Your task:
Determine which lines contain the word "name", then copy those lines.

-*-*-

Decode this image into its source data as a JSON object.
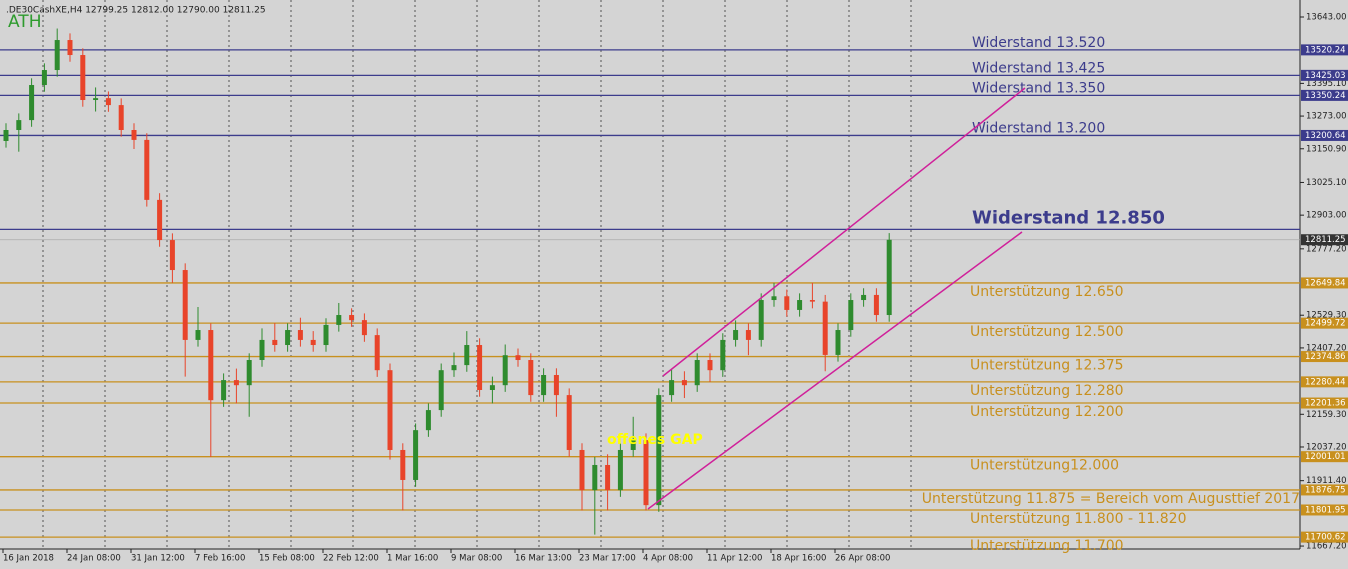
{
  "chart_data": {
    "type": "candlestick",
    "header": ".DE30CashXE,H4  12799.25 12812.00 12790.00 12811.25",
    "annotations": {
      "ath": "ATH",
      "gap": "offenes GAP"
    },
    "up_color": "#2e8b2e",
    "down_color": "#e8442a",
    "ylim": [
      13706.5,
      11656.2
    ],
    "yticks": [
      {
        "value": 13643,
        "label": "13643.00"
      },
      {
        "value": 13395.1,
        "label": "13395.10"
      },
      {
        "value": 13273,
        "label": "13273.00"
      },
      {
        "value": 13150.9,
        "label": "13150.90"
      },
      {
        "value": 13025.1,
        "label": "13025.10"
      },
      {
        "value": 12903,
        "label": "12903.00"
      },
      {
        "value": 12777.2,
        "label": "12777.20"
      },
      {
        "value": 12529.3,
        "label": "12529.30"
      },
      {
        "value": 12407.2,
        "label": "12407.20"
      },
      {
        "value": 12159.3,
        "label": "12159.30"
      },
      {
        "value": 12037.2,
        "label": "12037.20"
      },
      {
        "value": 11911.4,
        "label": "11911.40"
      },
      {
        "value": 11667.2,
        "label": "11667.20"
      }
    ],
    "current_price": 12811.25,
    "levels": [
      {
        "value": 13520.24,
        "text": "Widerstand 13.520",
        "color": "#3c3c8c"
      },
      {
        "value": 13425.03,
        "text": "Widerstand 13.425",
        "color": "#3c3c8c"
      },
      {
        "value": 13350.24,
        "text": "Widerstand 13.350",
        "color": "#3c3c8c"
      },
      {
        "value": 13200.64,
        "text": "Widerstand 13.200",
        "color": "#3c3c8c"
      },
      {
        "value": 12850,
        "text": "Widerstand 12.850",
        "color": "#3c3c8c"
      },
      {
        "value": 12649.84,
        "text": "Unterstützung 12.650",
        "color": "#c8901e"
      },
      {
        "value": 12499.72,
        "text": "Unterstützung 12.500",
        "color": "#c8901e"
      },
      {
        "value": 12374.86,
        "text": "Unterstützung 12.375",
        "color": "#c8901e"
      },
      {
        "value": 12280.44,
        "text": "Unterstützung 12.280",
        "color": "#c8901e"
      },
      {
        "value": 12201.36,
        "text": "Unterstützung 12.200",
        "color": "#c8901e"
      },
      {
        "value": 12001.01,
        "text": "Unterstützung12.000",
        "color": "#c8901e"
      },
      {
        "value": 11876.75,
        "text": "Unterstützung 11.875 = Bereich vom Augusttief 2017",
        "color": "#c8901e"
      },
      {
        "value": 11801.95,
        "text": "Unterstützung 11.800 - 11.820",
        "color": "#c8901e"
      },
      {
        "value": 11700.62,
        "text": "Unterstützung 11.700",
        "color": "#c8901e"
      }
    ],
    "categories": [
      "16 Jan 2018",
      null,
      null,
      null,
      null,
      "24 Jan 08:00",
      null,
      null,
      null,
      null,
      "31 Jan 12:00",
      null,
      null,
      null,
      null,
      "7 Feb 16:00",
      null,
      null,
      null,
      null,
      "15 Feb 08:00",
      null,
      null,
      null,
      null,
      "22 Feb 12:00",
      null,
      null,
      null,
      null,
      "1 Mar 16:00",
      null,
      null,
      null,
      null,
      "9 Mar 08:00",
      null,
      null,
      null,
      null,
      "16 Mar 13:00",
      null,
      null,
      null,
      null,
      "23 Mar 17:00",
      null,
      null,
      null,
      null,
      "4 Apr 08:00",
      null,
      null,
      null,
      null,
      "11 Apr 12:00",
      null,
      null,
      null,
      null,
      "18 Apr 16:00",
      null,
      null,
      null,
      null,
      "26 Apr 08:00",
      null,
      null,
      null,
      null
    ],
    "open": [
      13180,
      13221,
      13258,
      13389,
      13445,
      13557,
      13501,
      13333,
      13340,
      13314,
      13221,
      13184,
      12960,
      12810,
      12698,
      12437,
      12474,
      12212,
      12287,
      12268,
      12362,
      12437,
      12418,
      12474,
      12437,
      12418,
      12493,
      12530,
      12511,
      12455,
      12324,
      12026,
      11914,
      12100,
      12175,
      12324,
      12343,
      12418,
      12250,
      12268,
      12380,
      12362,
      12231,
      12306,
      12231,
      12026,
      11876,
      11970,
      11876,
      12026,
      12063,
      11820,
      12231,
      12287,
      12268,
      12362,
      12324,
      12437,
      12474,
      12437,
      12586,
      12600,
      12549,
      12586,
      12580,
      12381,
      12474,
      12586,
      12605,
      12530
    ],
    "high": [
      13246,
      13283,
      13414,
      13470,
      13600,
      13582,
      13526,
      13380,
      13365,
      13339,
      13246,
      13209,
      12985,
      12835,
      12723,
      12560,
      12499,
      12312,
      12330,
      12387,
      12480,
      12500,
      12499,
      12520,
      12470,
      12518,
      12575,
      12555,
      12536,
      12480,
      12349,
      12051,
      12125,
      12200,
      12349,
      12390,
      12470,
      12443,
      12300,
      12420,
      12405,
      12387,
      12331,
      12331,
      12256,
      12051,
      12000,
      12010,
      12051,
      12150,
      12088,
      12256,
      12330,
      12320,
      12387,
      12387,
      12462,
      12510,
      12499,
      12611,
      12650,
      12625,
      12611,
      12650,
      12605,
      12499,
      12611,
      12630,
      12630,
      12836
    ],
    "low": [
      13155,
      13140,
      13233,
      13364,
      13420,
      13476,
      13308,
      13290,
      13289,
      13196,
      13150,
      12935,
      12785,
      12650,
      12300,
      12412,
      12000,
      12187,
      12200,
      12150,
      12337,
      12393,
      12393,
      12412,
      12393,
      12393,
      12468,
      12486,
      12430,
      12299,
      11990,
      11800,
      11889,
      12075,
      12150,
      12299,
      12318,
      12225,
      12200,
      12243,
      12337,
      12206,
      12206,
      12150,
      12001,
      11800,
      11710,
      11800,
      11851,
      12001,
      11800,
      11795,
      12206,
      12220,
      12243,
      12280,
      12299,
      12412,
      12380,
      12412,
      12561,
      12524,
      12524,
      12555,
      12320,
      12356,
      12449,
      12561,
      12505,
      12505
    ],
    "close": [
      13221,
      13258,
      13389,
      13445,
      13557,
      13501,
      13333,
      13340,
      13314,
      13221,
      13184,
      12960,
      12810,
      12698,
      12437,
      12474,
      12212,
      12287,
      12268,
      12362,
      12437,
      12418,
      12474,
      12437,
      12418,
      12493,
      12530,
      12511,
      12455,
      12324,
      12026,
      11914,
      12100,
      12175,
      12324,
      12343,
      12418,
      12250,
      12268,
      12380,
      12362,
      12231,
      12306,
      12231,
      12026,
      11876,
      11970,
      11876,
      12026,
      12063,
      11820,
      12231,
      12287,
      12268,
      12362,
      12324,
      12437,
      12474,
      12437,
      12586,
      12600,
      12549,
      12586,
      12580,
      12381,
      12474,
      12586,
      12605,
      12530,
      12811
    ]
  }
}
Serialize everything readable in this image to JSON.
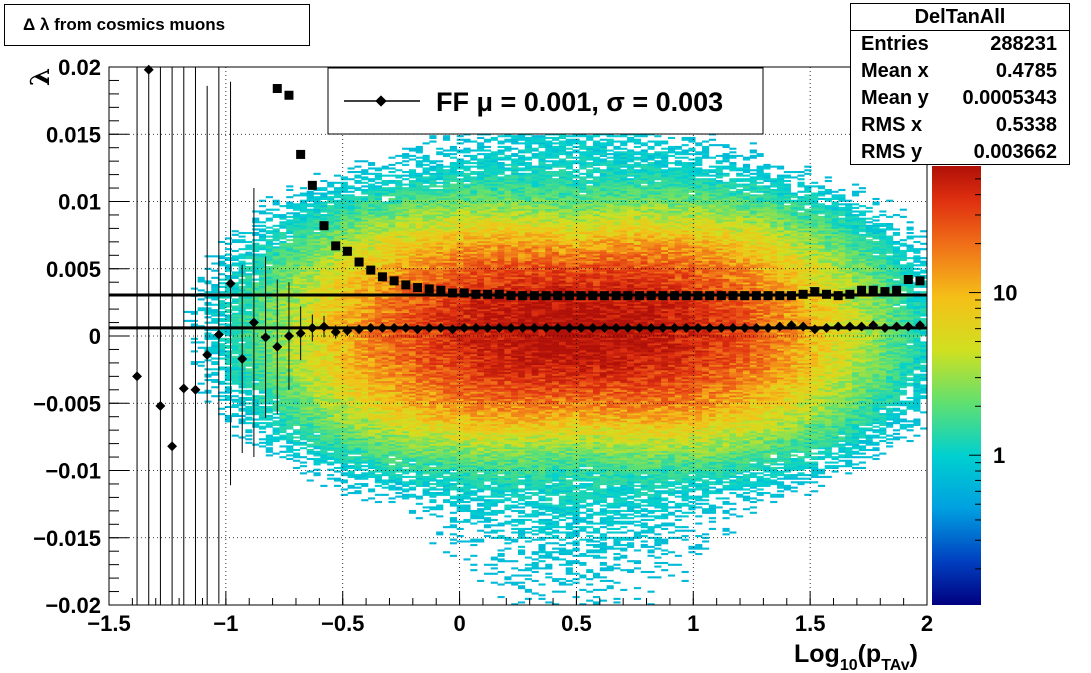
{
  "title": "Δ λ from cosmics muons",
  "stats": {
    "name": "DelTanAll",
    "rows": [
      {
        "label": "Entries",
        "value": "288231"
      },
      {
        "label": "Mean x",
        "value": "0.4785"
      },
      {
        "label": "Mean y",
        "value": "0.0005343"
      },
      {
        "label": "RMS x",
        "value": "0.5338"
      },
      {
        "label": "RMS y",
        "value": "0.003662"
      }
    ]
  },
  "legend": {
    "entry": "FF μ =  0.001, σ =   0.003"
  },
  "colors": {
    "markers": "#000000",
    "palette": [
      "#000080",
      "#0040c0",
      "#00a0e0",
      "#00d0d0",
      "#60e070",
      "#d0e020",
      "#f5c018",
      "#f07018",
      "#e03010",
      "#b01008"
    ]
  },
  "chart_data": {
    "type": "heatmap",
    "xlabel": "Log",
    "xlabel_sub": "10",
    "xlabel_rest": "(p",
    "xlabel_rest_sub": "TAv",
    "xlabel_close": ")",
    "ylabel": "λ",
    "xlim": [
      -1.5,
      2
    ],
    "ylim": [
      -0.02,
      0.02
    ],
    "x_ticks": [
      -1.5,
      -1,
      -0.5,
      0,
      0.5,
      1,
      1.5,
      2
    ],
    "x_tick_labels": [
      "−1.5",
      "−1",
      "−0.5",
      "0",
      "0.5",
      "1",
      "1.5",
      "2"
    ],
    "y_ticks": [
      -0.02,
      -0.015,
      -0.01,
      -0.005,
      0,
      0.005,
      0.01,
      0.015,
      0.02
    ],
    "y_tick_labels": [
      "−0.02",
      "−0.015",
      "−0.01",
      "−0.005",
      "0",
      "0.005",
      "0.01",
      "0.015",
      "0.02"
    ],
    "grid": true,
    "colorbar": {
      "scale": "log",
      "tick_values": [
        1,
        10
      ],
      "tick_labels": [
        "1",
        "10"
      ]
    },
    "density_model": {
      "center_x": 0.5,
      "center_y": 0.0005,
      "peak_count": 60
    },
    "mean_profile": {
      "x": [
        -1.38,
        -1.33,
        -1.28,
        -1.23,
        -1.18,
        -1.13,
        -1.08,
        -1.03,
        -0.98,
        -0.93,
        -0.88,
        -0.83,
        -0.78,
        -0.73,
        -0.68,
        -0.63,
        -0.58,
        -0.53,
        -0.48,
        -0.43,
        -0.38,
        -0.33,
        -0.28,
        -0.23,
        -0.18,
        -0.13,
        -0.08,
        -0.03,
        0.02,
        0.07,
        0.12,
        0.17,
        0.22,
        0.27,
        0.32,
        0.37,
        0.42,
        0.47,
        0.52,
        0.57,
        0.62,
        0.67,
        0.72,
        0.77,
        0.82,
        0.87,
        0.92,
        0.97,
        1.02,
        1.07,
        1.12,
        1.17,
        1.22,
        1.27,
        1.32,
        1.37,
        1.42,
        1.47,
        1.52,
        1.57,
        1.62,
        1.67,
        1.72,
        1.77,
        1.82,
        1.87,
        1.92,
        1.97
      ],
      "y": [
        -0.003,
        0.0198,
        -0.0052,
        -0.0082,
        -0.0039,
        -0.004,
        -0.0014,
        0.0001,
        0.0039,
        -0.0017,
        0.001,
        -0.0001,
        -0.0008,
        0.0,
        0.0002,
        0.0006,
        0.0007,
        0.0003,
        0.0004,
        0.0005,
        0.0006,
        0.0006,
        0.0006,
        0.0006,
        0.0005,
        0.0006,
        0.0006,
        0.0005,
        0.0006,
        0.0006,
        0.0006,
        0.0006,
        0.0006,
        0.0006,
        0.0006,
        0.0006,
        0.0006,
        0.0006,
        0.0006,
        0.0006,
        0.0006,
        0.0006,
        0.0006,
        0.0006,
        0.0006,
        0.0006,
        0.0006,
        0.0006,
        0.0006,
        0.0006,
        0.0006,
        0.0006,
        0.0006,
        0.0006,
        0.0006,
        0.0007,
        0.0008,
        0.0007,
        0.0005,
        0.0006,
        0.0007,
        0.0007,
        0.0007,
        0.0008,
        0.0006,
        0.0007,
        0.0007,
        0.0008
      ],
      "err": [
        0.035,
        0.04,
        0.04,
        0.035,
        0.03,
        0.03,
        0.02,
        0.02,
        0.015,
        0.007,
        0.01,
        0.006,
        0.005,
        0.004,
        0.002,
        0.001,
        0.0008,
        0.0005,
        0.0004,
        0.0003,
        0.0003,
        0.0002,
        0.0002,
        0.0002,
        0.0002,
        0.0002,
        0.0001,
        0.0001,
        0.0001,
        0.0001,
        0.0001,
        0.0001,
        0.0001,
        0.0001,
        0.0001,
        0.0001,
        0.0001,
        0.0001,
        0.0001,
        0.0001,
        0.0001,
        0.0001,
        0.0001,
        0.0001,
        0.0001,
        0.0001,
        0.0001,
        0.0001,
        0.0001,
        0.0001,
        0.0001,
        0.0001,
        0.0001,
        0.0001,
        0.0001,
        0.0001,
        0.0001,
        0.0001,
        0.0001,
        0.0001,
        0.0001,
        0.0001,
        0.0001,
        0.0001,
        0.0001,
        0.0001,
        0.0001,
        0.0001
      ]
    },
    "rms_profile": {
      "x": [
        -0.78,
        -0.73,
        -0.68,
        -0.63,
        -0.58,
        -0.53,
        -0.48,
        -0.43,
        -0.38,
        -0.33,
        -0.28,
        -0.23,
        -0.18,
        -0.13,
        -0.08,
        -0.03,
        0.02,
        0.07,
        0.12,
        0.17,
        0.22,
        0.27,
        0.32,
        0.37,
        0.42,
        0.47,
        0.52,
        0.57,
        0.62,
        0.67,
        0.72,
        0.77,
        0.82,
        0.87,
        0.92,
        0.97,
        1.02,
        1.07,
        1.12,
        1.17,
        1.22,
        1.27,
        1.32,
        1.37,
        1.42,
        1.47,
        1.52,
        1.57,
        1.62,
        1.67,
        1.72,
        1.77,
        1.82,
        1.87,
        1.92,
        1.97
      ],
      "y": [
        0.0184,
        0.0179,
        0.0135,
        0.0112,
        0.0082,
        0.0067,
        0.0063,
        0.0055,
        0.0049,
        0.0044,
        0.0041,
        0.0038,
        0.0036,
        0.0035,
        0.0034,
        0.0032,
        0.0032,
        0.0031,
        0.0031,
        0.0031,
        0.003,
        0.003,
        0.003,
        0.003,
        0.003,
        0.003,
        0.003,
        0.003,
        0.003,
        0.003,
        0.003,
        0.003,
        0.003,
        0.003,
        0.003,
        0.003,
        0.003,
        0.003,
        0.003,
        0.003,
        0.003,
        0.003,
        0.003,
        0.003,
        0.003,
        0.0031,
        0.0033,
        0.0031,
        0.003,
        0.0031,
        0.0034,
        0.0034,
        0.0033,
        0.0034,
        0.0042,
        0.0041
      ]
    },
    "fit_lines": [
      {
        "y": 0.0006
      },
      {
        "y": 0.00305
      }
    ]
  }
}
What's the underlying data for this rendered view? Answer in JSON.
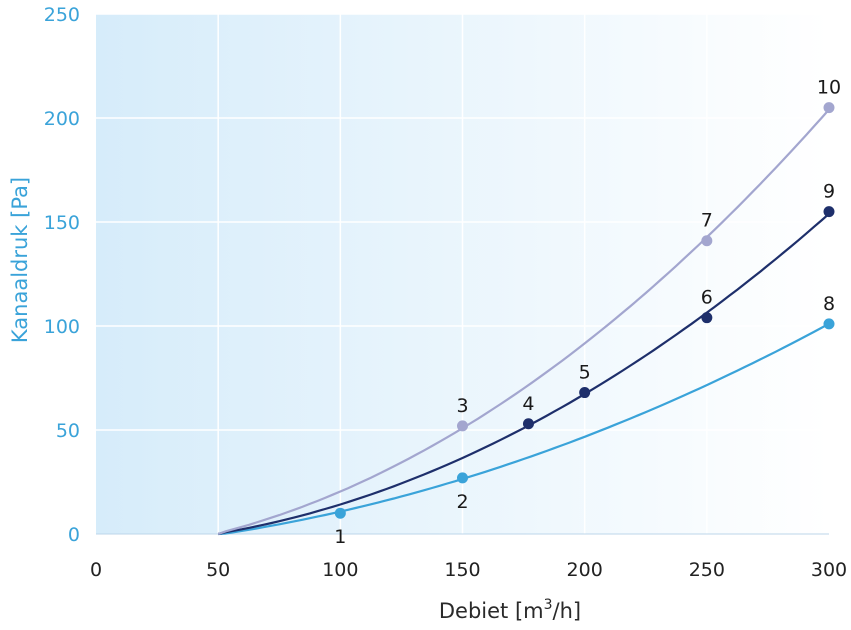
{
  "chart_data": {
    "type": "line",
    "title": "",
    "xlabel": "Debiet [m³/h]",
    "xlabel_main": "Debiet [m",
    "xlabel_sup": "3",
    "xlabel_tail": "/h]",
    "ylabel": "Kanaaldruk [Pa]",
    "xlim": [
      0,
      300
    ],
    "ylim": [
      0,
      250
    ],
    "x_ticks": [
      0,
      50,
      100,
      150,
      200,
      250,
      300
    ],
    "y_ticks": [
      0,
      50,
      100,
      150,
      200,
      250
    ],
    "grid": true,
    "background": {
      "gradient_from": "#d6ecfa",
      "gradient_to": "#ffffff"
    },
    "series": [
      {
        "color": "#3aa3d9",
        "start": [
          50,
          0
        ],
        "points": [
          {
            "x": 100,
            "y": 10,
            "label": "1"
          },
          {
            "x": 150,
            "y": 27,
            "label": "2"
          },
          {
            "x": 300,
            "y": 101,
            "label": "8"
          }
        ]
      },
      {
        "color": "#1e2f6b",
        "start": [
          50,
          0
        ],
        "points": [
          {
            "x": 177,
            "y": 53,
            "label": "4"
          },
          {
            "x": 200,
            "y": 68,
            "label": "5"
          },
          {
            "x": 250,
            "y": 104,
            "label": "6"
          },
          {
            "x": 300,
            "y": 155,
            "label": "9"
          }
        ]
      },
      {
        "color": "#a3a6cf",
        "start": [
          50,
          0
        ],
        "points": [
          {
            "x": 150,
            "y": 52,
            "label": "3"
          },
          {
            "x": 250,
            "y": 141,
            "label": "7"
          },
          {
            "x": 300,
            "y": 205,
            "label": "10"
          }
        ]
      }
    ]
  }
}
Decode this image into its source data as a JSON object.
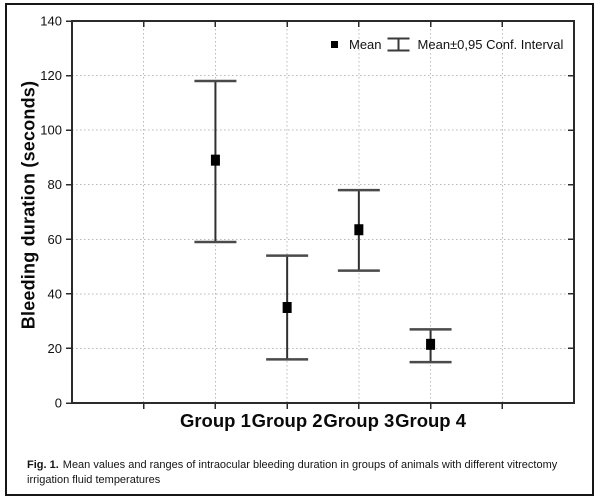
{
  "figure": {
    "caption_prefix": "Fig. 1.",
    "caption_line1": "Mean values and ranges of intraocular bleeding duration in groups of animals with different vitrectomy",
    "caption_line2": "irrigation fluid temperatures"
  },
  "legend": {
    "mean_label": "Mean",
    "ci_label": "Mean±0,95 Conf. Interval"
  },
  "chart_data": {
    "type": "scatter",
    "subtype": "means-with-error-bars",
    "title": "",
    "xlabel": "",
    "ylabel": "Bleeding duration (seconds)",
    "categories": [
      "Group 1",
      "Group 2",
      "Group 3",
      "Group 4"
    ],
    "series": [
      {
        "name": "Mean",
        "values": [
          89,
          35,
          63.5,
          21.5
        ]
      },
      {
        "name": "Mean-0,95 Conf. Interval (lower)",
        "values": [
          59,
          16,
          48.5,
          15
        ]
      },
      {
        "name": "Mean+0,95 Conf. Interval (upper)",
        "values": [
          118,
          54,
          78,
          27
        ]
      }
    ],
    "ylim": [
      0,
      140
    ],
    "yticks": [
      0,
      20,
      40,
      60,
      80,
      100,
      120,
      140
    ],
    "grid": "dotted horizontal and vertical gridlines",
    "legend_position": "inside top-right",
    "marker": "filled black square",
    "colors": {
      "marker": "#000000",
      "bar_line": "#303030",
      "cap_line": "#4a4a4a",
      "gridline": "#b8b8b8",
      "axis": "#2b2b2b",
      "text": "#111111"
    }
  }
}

-*-*-

Task answer:
    "name": "DelTanAll",
        "name": "Mean",
        "name": "Mean-0,95 Conf. Interval (lower)",
        "name": "Mean+0,95 Conf. Interval (upper)",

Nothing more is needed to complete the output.